Exercise objective.
Copy out every record below, word for word.

[Structured figure records]
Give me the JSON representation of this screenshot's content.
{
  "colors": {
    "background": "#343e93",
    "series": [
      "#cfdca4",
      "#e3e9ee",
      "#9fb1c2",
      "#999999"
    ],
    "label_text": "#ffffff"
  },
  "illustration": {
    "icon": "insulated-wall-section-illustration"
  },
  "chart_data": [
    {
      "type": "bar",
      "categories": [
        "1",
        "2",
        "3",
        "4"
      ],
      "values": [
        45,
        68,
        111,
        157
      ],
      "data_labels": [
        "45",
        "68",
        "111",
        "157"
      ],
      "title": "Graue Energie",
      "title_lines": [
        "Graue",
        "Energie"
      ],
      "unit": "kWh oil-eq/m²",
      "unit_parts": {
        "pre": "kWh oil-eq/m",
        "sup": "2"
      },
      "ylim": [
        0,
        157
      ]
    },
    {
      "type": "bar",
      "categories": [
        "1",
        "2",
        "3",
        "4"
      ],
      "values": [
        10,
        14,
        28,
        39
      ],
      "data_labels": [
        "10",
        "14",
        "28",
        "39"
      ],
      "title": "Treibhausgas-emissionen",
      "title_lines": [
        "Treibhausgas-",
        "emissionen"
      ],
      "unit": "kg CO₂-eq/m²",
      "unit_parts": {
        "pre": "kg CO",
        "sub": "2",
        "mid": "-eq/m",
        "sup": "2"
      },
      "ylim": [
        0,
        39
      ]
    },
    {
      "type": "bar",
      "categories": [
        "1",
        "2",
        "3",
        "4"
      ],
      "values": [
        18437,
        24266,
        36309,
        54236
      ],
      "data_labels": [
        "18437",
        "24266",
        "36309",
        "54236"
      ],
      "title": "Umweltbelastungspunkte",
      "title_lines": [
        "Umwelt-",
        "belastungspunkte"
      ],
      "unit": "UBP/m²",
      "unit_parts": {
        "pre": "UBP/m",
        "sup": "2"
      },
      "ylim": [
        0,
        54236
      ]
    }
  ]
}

The response.
Give me the JSON representation of this screenshot's content.
{
  "colors": {
    "background": "#343e93",
    "series": [
      "#cfdca4",
      "#e3e9ee",
      "#9fb1c2",
      "#999999"
    ],
    "label_text": "#ffffff"
  },
  "illustration": {
    "icon": "insulated-wall-section-illustration"
  },
  "chart_data": [
    {
      "type": "bar",
      "categories": [
        "1",
        "2",
        "3",
        "4"
      ],
      "values": [
        45,
        68,
        111,
        157
      ],
      "data_labels": [
        "45",
        "68",
        "111",
        "157"
      ],
      "title": "Graue Energie",
      "title_lines": [
        "Graue",
        "Energie"
      ],
      "unit": "kWh oil-eq/m²",
      "unit_parts": {
        "pre": "kWh oil-eq/m",
        "sup": "2"
      },
      "ylim": [
        0,
        157
      ]
    },
    {
      "type": "bar",
      "categories": [
        "1",
        "2",
        "3",
        "4"
      ],
      "values": [
        10,
        14,
        28,
        39
      ],
      "data_labels": [
        "10",
        "14",
        "28",
        "39"
      ],
      "title": "Treibhausgas-emissionen",
      "title_lines": [
        "Treibhausgas-",
        "emissionen"
      ],
      "unit": "kg CO₂-eq/m²",
      "unit_parts": {
        "pre": "kg CO",
        "sub": "2",
        "mid": "-eq/m",
        "sup": "2"
      },
      "ylim": [
        0,
        39
      ]
    },
    {
      "type": "bar",
      "categories": [
        "1",
        "2",
        "3",
        "4"
      ],
      "values": [
        18437,
        24266,
        36309,
        54236
      ],
      "data_labels": [
        "18437",
        "24266",
        "36309",
        "54236"
      ],
      "title": "Umweltbelastungspunkte",
      "title_lines": [
        "Umwelt-",
        "belastungspunkte"
      ],
      "unit": "UBP/m²",
      "unit_parts": {
        "pre": "UBP/m",
        "sup": "2"
      },
      "ylim": [
        0,
        54236
      ]
    }
  ]
}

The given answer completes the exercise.